Begin

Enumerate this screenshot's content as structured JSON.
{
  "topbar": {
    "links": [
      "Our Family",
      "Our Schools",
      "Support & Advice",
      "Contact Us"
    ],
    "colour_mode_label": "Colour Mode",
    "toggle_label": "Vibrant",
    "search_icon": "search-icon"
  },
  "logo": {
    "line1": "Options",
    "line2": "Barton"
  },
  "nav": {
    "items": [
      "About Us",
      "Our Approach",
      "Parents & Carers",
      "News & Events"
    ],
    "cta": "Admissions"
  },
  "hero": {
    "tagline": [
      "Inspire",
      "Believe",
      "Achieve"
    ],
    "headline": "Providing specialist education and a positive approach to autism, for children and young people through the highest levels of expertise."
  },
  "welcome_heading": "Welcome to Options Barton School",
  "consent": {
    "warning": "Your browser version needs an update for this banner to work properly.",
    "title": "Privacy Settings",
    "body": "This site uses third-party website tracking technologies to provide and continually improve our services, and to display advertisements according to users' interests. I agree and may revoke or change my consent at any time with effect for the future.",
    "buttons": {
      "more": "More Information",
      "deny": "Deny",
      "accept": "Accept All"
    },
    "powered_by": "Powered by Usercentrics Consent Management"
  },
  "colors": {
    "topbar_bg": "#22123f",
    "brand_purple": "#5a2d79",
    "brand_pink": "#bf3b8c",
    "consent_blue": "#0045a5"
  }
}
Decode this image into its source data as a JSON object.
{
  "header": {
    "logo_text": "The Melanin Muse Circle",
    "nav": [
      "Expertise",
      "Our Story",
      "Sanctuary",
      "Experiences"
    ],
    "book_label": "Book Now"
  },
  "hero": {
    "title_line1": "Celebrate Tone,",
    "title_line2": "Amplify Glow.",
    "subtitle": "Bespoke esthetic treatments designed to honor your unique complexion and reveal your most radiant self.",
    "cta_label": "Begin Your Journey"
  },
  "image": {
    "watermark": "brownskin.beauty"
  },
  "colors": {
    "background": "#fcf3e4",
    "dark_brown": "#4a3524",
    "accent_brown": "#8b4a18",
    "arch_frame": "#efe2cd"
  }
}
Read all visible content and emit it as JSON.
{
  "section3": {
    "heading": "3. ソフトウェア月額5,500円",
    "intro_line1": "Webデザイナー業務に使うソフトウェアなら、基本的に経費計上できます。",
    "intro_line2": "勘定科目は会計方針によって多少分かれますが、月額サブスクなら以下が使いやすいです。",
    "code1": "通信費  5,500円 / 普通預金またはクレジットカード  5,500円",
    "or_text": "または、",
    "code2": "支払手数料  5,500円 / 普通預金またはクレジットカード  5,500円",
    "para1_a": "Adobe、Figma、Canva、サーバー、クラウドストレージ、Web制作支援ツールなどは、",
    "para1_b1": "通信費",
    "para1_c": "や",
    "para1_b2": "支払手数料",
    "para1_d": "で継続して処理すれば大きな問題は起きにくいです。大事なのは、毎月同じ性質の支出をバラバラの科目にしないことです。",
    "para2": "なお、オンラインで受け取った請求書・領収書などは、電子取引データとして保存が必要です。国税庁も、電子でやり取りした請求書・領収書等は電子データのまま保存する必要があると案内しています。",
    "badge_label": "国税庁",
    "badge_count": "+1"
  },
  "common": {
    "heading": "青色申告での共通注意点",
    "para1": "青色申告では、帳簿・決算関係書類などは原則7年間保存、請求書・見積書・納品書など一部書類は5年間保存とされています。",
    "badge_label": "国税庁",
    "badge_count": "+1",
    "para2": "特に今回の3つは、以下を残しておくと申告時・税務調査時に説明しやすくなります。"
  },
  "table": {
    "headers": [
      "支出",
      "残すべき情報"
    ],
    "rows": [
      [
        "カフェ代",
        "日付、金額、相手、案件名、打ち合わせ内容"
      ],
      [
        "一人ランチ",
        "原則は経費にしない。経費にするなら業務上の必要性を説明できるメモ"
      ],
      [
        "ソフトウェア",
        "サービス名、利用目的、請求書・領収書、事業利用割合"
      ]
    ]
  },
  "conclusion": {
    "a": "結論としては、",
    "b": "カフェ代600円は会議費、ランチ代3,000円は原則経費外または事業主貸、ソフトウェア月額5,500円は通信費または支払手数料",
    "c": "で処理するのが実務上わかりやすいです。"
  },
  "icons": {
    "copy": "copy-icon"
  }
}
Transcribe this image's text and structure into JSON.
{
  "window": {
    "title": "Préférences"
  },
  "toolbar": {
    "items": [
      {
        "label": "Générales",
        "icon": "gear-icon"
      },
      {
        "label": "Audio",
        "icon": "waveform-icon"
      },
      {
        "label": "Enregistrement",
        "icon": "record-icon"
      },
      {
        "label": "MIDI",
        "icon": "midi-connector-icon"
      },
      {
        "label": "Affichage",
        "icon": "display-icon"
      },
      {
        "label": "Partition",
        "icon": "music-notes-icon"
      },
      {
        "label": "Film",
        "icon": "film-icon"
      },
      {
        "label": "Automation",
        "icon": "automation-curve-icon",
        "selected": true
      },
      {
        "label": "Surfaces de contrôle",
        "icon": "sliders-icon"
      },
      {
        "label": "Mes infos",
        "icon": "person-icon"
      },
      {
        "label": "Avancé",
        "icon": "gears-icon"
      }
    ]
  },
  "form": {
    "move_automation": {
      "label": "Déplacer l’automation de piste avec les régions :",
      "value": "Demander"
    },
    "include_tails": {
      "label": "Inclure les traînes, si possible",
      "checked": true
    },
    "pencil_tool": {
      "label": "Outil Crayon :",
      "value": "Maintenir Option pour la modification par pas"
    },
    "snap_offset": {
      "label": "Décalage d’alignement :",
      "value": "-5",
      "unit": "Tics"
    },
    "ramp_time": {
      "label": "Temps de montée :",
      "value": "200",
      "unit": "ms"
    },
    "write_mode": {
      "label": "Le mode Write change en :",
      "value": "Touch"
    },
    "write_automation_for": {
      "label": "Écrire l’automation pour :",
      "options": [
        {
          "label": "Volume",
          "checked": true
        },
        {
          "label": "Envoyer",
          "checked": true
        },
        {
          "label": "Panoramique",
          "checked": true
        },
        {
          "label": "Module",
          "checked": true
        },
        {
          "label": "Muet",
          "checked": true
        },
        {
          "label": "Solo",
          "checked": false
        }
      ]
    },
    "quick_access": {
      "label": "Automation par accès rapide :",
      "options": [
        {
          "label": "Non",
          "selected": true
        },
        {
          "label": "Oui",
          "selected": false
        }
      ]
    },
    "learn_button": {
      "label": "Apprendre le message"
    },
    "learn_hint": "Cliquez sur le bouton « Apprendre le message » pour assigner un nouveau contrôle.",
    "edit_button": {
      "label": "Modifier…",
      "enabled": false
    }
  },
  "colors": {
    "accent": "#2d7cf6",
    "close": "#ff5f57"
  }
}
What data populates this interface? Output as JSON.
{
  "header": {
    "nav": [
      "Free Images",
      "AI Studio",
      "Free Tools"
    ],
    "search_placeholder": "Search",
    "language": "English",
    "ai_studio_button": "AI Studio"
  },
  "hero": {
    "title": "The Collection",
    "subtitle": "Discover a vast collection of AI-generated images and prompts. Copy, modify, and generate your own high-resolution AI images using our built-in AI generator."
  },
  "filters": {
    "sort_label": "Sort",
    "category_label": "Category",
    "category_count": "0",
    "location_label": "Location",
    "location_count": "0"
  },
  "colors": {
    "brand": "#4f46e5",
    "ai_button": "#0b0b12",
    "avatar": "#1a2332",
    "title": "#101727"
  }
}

End

## [YOUR GOAL]
Using the listing above, please repeat every entry exactly.

## [EXERCISE OUTPUT]
Enumerate this screenshot's content as structured JSON.
{
  "topbar": {
    "links": [
      "Our Family",
      "Our Schools",
      "Support & Advice",
      "Contact Us"
    ],
    "colour_mode_label": "Colour Mode",
    "toggle_label": "Vibrant",
    "search_icon": "search-icon"
  },
  "logo": {
    "line1": "Options",
    "line2": "Barton"
  },
  "nav": {
    "items": [
      "About Us",
      "Our Approach",
      "Parents & Carers",
      "News & Events"
    ],
    "cta": "Admissions"
  },
  "hero": {
    "tagline": [
      "Inspire",
      "Believe",
      "Achieve"
    ],
    "headline": "Providing specialist education and a positive approach to autism, for children and young people through the highest levels of expertise."
  },
  "welcome_heading": "Welcome to Options Barton School",
  "consent": {
    "warning": "Your browser version needs an update for this banner to work properly.",
    "title": "Privacy Settings",
    "body": "This site uses third-party website tracking technologies to provide and continually improve our services, and to display advertisements according to users' interests. I agree and may revoke or change my consent at any time with effect for the future.",
    "buttons": {
      "more": "More Information",
      "deny": "Deny",
      "accept": "Accept All"
    },
    "powered_by": "Powered by Usercentrics Consent Management"
  },
  "colors": {
    "topbar_bg": "#22123f",
    "brand_purple": "#5a2d79",
    "brand_pink": "#bf3b8c",
    "consent_blue": "#0045a5"
  }
}
Decode this image into its source data as a JSON object.
{
  "header": {
    "logo_text": "The Melanin Muse Circle",
    "nav": [
      "Expertise",
      "Our Story",
      "Sanctuary",
      "Experiences"
    ],
    "book_label": "Book Now"
  },
  "hero": {
    "title_line1": "Celebrate Tone,",
    "title_line2": "Amplify Glow.",
    "subtitle": "Bespoke esthetic treatments designed to honor your unique complexion and reveal your most radiant self.",
    "cta_label": "Begin Your Journey"
  },
  "image": {
    "watermark": "brownskin.beauty"
  },
  "colors": {
    "background": "#fcf3e4",
    "dark_brown": "#4a3524",
    "accent_brown": "#8b4a18",
    "arch_frame": "#efe2cd"
  }
}
Read all visible content and emit it as JSON.
{
  "section3": {
    "heading": "3. ソフトウェア月額5,500円",
    "intro_line1": "Webデザイナー業務に使うソフトウェアなら、基本的に経費計上できます。",
    "intro_line2": "勘定科目は会計方針によって多少分かれますが、月額サブスクなら以下が使いやすいです。",
    "code1": "通信費  5,500円 / 普通預金またはクレジットカード  5,500円",
    "or_text": "または、",
    "code2": "支払手数料  5,500円 / 普通預金またはクレジットカード  5,500円",
    "para1_a": "Adobe、Figma、Canva、サーバー、クラウドストレージ、Web制作支援ツールなどは、",
    "para1_b1": "通信費",
    "para1_c": "や",
    "para1_b2": "支払手数料",
    "para1_d": "で継続して処理すれば大きな問題は起きにくいです。大事なのは、毎月同じ性質の支出をバラバラの科目にしないことです。",
    "para2": "なお、オンラインで受け取った請求書・領収書などは、電子取引データとして保存が必要です。国税庁も、電子でやり取りした請求書・領収書等は電子データのまま保存する必要があると案内しています。",
    "badge_label": "国税庁",
    "badge_count": "+1"
  },
  "common": {
    "heading": "青色申告での共通注意点",
    "para1": "青色申告では、帳簿・決算関係書類などは原則7年間保存、請求書・見積書・納品書など一部書類は5年間保存とされています。",
    "badge_label": "国税庁",
    "badge_count": "+1",
    "para2": "特に今回の3つは、以下を残しておくと申告時・税務調査時に説明しやすくなります。"
  },
  "table": {
    "headers": [
      "支出",
      "残すべき情報"
    ],
    "rows": [
      [
        "カフェ代",
        "日付、金額、相手、案件名、打ち合わせ内容"
      ],
      [
        "一人ランチ",
        "原則は経費にしない。経費にするなら業務上の必要性を説明できるメモ"
      ],
      [
        "ソフトウェア",
        "サービス名、利用目的、請求書・領収書、事業利用割合"
      ]
    ]
  },
  "conclusion": {
    "a": "結論としては、",
    "b": "カフェ代600円は会議費、ランチ代3,000円は原則経費外または事業主貸、ソフトウェア月額5,500円は通信費または支払手数料",
    "c": "で処理するのが実務上わかりやすいです。"
  },
  "icons": {
    "copy": "copy-icon"
  }
}
Transcribe this image's text and structure into JSON.
{
  "window": {
    "title": "Préférences"
  },
  "toolbar": {
    "items": [
      {
        "label": "Générales",
        "icon": "gear-icon"
      },
      {
        "label": "Audio",
        "icon": "waveform-icon"
      },
      {
        "label": "Enregistrement",
        "icon": "record-icon"
      },
      {
        "label": "MIDI",
        "icon": "midi-connector-icon"
      },
      {
        "label": "Affichage",
        "icon": "display-icon"
      },
      {
        "label": "Partition",
        "icon": "music-notes-icon"
      },
      {
        "label": "Film",
        "icon": "film-icon"
      },
      {
        "label": "Automation",
        "icon": "automation-curve-icon",
        "selected": true
      },
      {
        "label": "Surfaces de contrôle",
        "icon": "sliders-icon"
      },
      {
        "label": "Mes infos",
        "icon": "person-icon"
      },
      {
        "label": "Avancé",
        "icon": "gears-icon"
      }
    ]
  },
  "form": {
    "move_automation": {
      "label": "Déplacer l’automation de piste avec les régions :",
      "value": "Demander"
    },
    "include_tails": {
      "label": "Inclure les traînes, si possible",
      "checked": true
    },
    "pencil_tool": {
      "label": "Outil Crayon :",
      "value": "Maintenir Option pour la modification par pas"
    },
    "snap_offset": {
      "label": "Décalage d’alignement :",
      "value": "-5",
      "unit": "Tics"
    },
    "ramp_time": {
      "label": "Temps de montée :",
      "value": "200",
      "unit": "ms"
    },
    "write_mode": {
      "label": "Le mode Write change en :",
      "value": "Touch"
    },
    "write_automation_for": {
      "label": "Écrire l’automation pour :",
      "options": [
        {
          "label": "Volume",
          "checked": true
        },
        {
          "label": "Envoyer",
          "checked": true
        },
        {
          "label": "Panoramique",
          "checked": true
        },
        {
          "label": "Module",
          "checked": true
        },
        {
          "label": "Muet",
          "checked": true
        },
        {
          "label": "Solo",
          "checked": false
        }
      ]
    },
    "quick_access": {
      "label": "Automation par accès rapide :",
      "options": [
        {
          "label": "Non",
          "selected": true
        },
        {
          "label": "Oui",
          "selected": false
        }
      ]
    },
    "learn_button": {
      "label": "Apprendre le message"
    },
    "learn_hint": "Cliquez sur le bouton « Apprendre le message » pour assigner un nouveau contrôle.",
    "edit_button": {
      "label": "Modifier…",
      "enabled": false
    }
  },
  "colors": {
    "accent": "#2d7cf6",
    "close": "#ff5f57"
  }
}
What data populates this interface? Output as JSON.
{
  "header": {
    "nav": [
      "Free Images",
      "AI Studio",
      "Free Tools"
    ],
    "search_placeholder": "Search",
    "language": "English",
    "ai_studio_button": "AI Studio"
  },
  "hero": {
    "title": "The Collection",
    "subtitle": "Discover a vast collection of AI-generated images and prompts. Copy, modify, and generate your own high-resolution AI images using our built-in AI generator."
  },
  "filters": {
    "sort_label": "Sort",
    "category_label": "Category",
    "category_count": "0",
    "location_label": "Location",
    "location_count": "0"
  },
  "colors": {
    "brand": "#4f46e5",
    "ai_button": "#0b0b12",
    "avatar": "#1a2332",
    "title": "#101727"
  }
}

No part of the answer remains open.